▶ EXTRACTED DATA:
::::::::::

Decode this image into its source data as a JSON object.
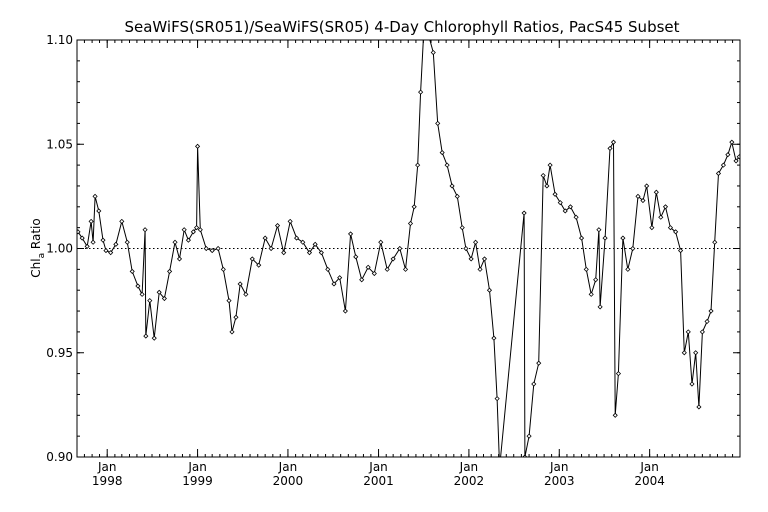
{
  "chart_data": {
    "type": "line",
    "title": "SeaWiFS(SR051)/SeaWiFS(SR05) 4-Day Chlorophyll Ratios, PacS45 Subset",
    "xlabel": "",
    "ylabel_main": "Chl",
    "ylabel_sub": "a",
    "ylabel_tail": " Ratio",
    "xlim": [
      "1997-09-01",
      "2004-12-31"
    ],
    "ylim": [
      0.9,
      1.1
    ],
    "y_ticks": [
      {
        "value": 0.9,
        "label": "0.90"
      },
      {
        "value": 0.95,
        "label": "0.95"
      },
      {
        "value": 1.0,
        "label": "1.00"
      },
      {
        "value": 1.05,
        "label": "1.05"
      },
      {
        "value": 1.1,
        "label": "1.10"
      }
    ],
    "x_ticks": [
      {
        "date": "1998-01-01",
        "month": "Jan",
        "year": "1998"
      },
      {
        "date": "1999-01-01",
        "month": "Jan",
        "year": "1999"
      },
      {
        "date": "2000-01-01",
        "month": "Jan",
        "year": "2000"
      },
      {
        "date": "2001-01-01",
        "month": "Jan",
        "year": "2001"
      },
      {
        "date": "2002-01-01",
        "month": "Jan",
        "year": "2002"
      },
      {
        "date": "2003-01-01",
        "month": "Jan",
        "year": "2003"
      },
      {
        "date": "2004-01-01",
        "month": "Jan",
        "year": "2004"
      }
    ],
    "reference_line": 1.0,
    "grid": false,
    "series": [
      {
        "points": [
          [
            "1997-09-05",
            1.008
          ],
          [
            "1997-09-22",
            1.005
          ],
          [
            "1997-10-12",
            1.001
          ],
          [
            "1997-10-28",
            1.013
          ],
          [
            "1997-11-05",
            1.003
          ],
          [
            "1997-11-13",
            1.025
          ],
          [
            "1997-11-28",
            1.018
          ],
          [
            "1997-12-15",
            1.004
          ],
          [
            "1997-12-27",
            0.999
          ],
          [
            "1998-01-15",
            0.998
          ],
          [
            "1998-02-05",
            1.002
          ],
          [
            "1998-03-01",
            1.013
          ],
          [
            "1998-03-23",
            1.003
          ],
          [
            "1998-04-12",
            0.989
          ],
          [
            "1998-05-05",
            0.982
          ],
          [
            "1998-05-22",
            0.978
          ],
          [
            "1998-06-03",
            1.009
          ],
          [
            "1998-06-06",
            0.958
          ],
          [
            "1998-06-22",
            0.975
          ],
          [
            "1998-07-10",
            0.957
          ],
          [
            "1998-07-30",
            0.979
          ],
          [
            "1998-08-20",
            0.976
          ],
          [
            "1998-09-10",
            0.989
          ],
          [
            "1998-10-02",
            1.003
          ],
          [
            "1998-10-20",
            0.995
          ],
          [
            "1998-11-08",
            1.009
          ],
          [
            "1998-11-25",
            1.004
          ],
          [
            "1998-12-15",
            1.008
          ],
          [
            "1998-12-28",
            1.01
          ],
          [
            "1999-01-01",
            1.049
          ],
          [
            "1999-01-12",
            1.009
          ],
          [
            "1999-02-05",
            1.0
          ],
          [
            "1999-03-01",
            0.999
          ],
          [
            "1999-03-25",
            1.0
          ],
          [
            "1999-04-15",
            0.99
          ],
          [
            "1999-05-08",
            0.975
          ],
          [
            "1999-05-20",
            0.96
          ],
          [
            "1999-06-05",
            0.967
          ],
          [
            "1999-06-22",
            0.983
          ],
          [
            "1999-07-15",
            0.978
          ],
          [
            "1999-08-10",
            0.995
          ],
          [
            "1999-09-05",
            0.992
          ],
          [
            "1999-10-01",
            1.005
          ],
          [
            "1999-10-25",
            1.0
          ],
          [
            "1999-11-20",
            1.011
          ],
          [
            "1999-12-15",
            0.998
          ],
          [
            "2000-01-10",
            1.013
          ],
          [
            "2000-02-05",
            1.005
          ],
          [
            "2000-03-01",
            1.003
          ],
          [
            "2000-03-28",
            0.998
          ],
          [
            "2000-04-20",
            1.002
          ],
          [
            "2000-05-15",
            0.998
          ],
          [
            "2000-06-10",
            0.99
          ],
          [
            "2000-07-05",
            0.983
          ],
          [
            "2000-07-28",
            0.986
          ],
          [
            "2000-08-20",
            0.97
          ],
          [
            "2000-09-10",
            1.007
          ],
          [
            "2000-10-01",
            0.996
          ],
          [
            "2000-10-25",
            0.985
          ],
          [
            "2000-11-20",
            0.991
          ],
          [
            "2000-12-15",
            0.988
          ],
          [
            "2001-01-10",
            1.003
          ],
          [
            "2001-02-05",
            0.99
          ],
          [
            "2001-03-01",
            0.995
          ],
          [
            "2001-03-28",
            1.0
          ],
          [
            "2001-04-20",
            0.99
          ],
          [
            "2001-05-10",
            1.012
          ],
          [
            "2001-05-25",
            1.02
          ],
          [
            "2001-06-08",
            1.04
          ],
          [
            "2001-06-20",
            1.075
          ],
          [
            "2001-07-05",
            1.109
          ],
          [
            "2001-07-25",
            1.101
          ],
          [
            "2001-08-10",
            1.094
          ],
          [
            "2001-08-28",
            1.06
          ],
          [
            "2001-09-15",
            1.046
          ],
          [
            "2001-10-05",
            1.04
          ],
          [
            "2001-10-25",
            1.03
          ],
          [
            "2001-11-15",
            1.025
          ],
          [
            "2001-12-05",
            1.01
          ],
          [
            "2001-12-20",
            1.0
          ],
          [
            "2002-01-10",
            0.995
          ],
          [
            "2002-01-28",
            1.003
          ],
          [
            "2002-02-15",
            0.99
          ],
          [
            "2002-03-05",
            0.995
          ],
          [
            "2002-03-25",
            0.98
          ],
          [
            "2002-04-12",
            0.957
          ],
          [
            "2002-04-25",
            0.928
          ],
          [
            "2002-05-05",
            0.895
          ],
          [
            "2002-08-12",
            1.017
          ],
          [
            "2002-08-15",
            0.9
          ],
          [
            "2002-09-01",
            0.91
          ],
          [
            "2002-09-20",
            0.935
          ],
          [
            "2002-10-10",
            0.945
          ],
          [
            "2002-10-28",
            1.035
          ],
          [
            "2002-11-12",
            1.03
          ],
          [
            "2002-11-25",
            1.04
          ],
          [
            "2002-12-15",
            1.026
          ],
          [
            "2003-01-05",
            1.022
          ],
          [
            "2003-01-25",
            1.018
          ],
          [
            "2003-02-15",
            1.02
          ],
          [
            "2003-03-10",
            1.015
          ],
          [
            "2003-04-01",
            1.005
          ],
          [
            "2003-04-20",
            0.99
          ],
          [
            "2003-05-10",
            0.978
          ],
          [
            "2003-05-28",
            0.985
          ],
          [
            "2003-06-10",
            1.009
          ],
          [
            "2003-06-15",
            0.972
          ],
          [
            "2003-07-05",
            1.005
          ],
          [
            "2003-07-25",
            1.048
          ],
          [
            "2003-08-08",
            1.051
          ],
          [
            "2003-08-15",
            0.92
          ],
          [
            "2003-08-28",
            0.94
          ],
          [
            "2003-09-15",
            1.005
          ],
          [
            "2003-10-05",
            0.99
          ],
          [
            "2003-10-25",
            1.0
          ],
          [
            "2003-11-15",
            1.025
          ],
          [
            "2003-12-05",
            1.023
          ],
          [
            "2003-12-20",
            1.03
          ],
          [
            "2004-01-10",
            1.01
          ],
          [
            "2004-01-28",
            1.027
          ],
          [
            "2004-02-15",
            1.015
          ],
          [
            "2004-03-05",
            1.02
          ],
          [
            "2004-03-25",
            1.01
          ],
          [
            "2004-04-15",
            1.008
          ],
          [
            "2004-05-05",
            0.999
          ],
          [
            "2004-05-20",
            0.95
          ],
          [
            "2004-06-05",
            0.96
          ],
          [
            "2004-06-20",
            0.935
          ],
          [
            "2004-07-05",
            0.95
          ],
          [
            "2004-07-18",
            0.924
          ],
          [
            "2004-08-01",
            0.96
          ],
          [
            "2004-08-20",
            0.965
          ],
          [
            "2004-09-05",
            0.97
          ],
          [
            "2004-09-20",
            1.003
          ],
          [
            "2004-10-05",
            1.036
          ],
          [
            "2004-10-25",
            1.04
          ],
          [
            "2004-11-12",
            1.045
          ],
          [
            "2004-11-28",
            1.051
          ],
          [
            "2004-12-15",
            1.042
          ],
          [
            "2004-12-28",
            1.044
          ]
        ]
      }
    ]
  }
}
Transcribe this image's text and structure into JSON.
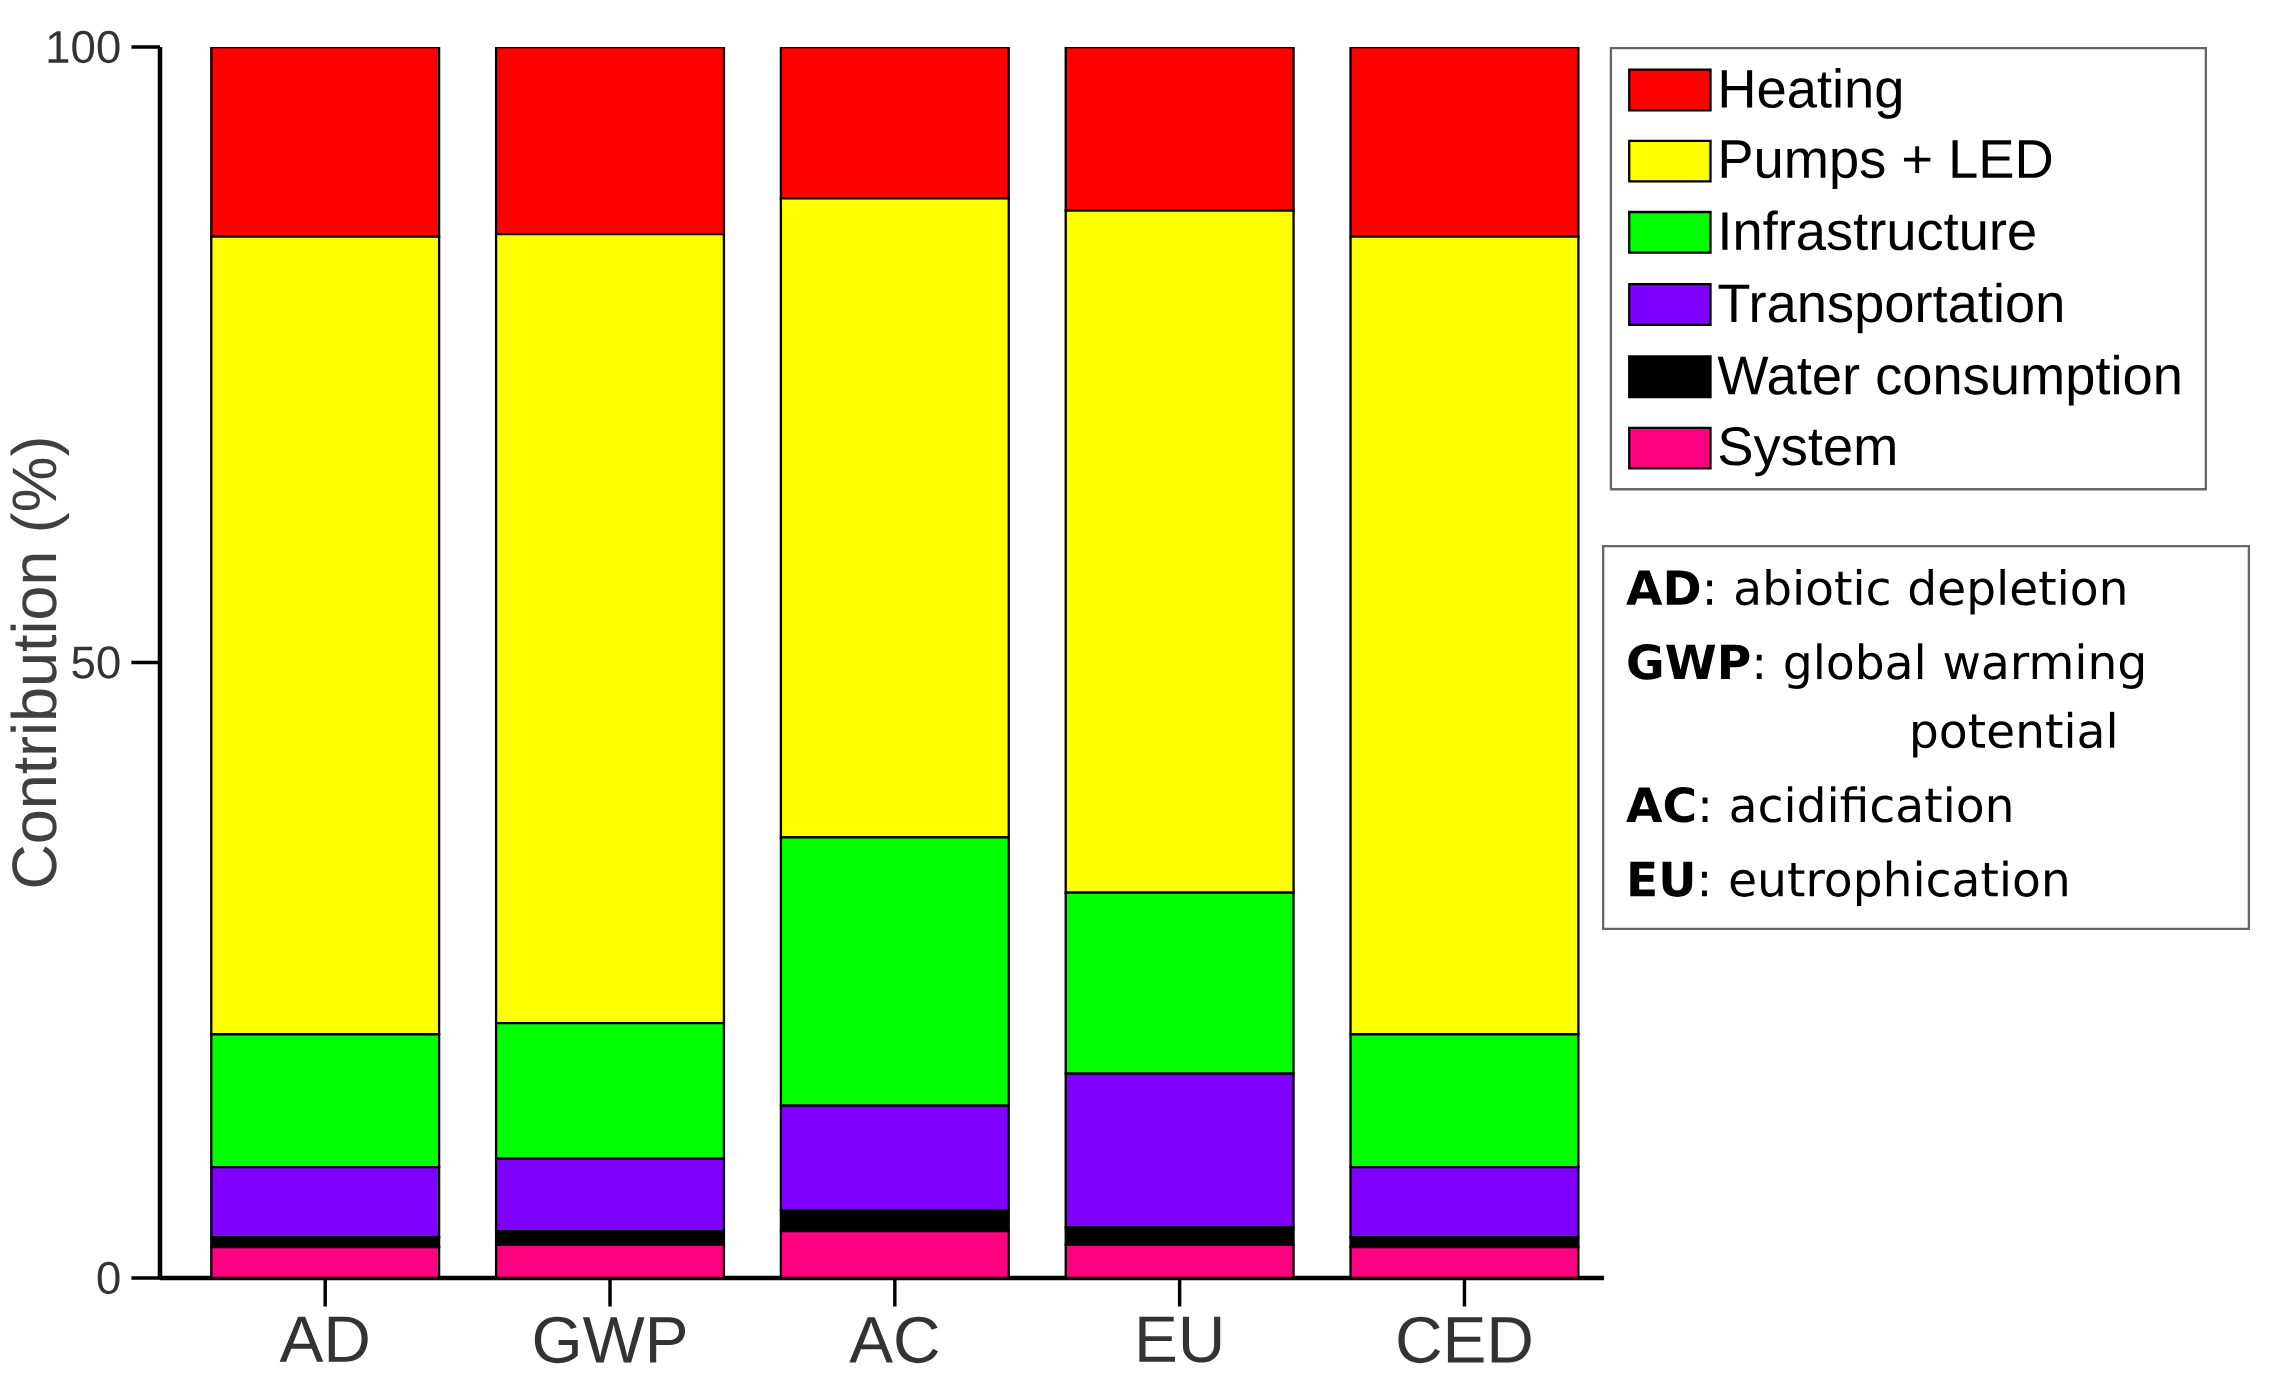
{
  "chart_data": {
    "type": "bar",
    "stacked": true,
    "ylabel": "Contribution (%)",
    "categories": [
      "AD",
      "GWP",
      "AC",
      "EU",
      "CED"
    ],
    "series": [
      {
        "name": "System",
        "color": "#ff0080",
        "values": [
          2.5,
          2.7,
          3.8,
          2.7,
          2.5
        ]
      },
      {
        "name": "Water consumption",
        "color": "#000000",
        "values": [
          0.8,
          1.1,
          1.7,
          1.4,
          0.8
        ]
      },
      {
        "name": "Transportation",
        "color": "#8000ff",
        "values": [
          5.7,
          5.9,
          8.5,
          12.5,
          5.7
        ]
      },
      {
        "name": "Infrastructure",
        "color": "#00ff00",
        "values": [
          10.8,
          11.0,
          21.8,
          14.7,
          10.8
        ]
      },
      {
        "name": "Pumps + LED",
        "color": "#ffff00",
        "values": [
          64.8,
          64.1,
          51.9,
          55.4,
          64.8
        ]
      },
      {
        "name": "Heating",
        "color": "#ff0000",
        "values": [
          15.4,
          15.2,
          12.3,
          13.3,
          15.4
        ]
      }
    ],
    "ylim": [
      0,
      100
    ],
    "yticks": [
      0,
      50,
      100
    ],
    "grid": false,
    "legend": "right",
    "annotations": [
      "**AD**: abiotic depletion",
      "**GWP**: global warming potential",
      "**AC**: acidification",
      "**EU**: eutrophication"
    ]
  }
}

::::::::::

▶ CHALLENGE: Extract every line that has the string "image" in it.

▶ OUTPUT BELOW:
Decode this image into its source data as a JSON object.
Transcribe this image's text and structure into JSON.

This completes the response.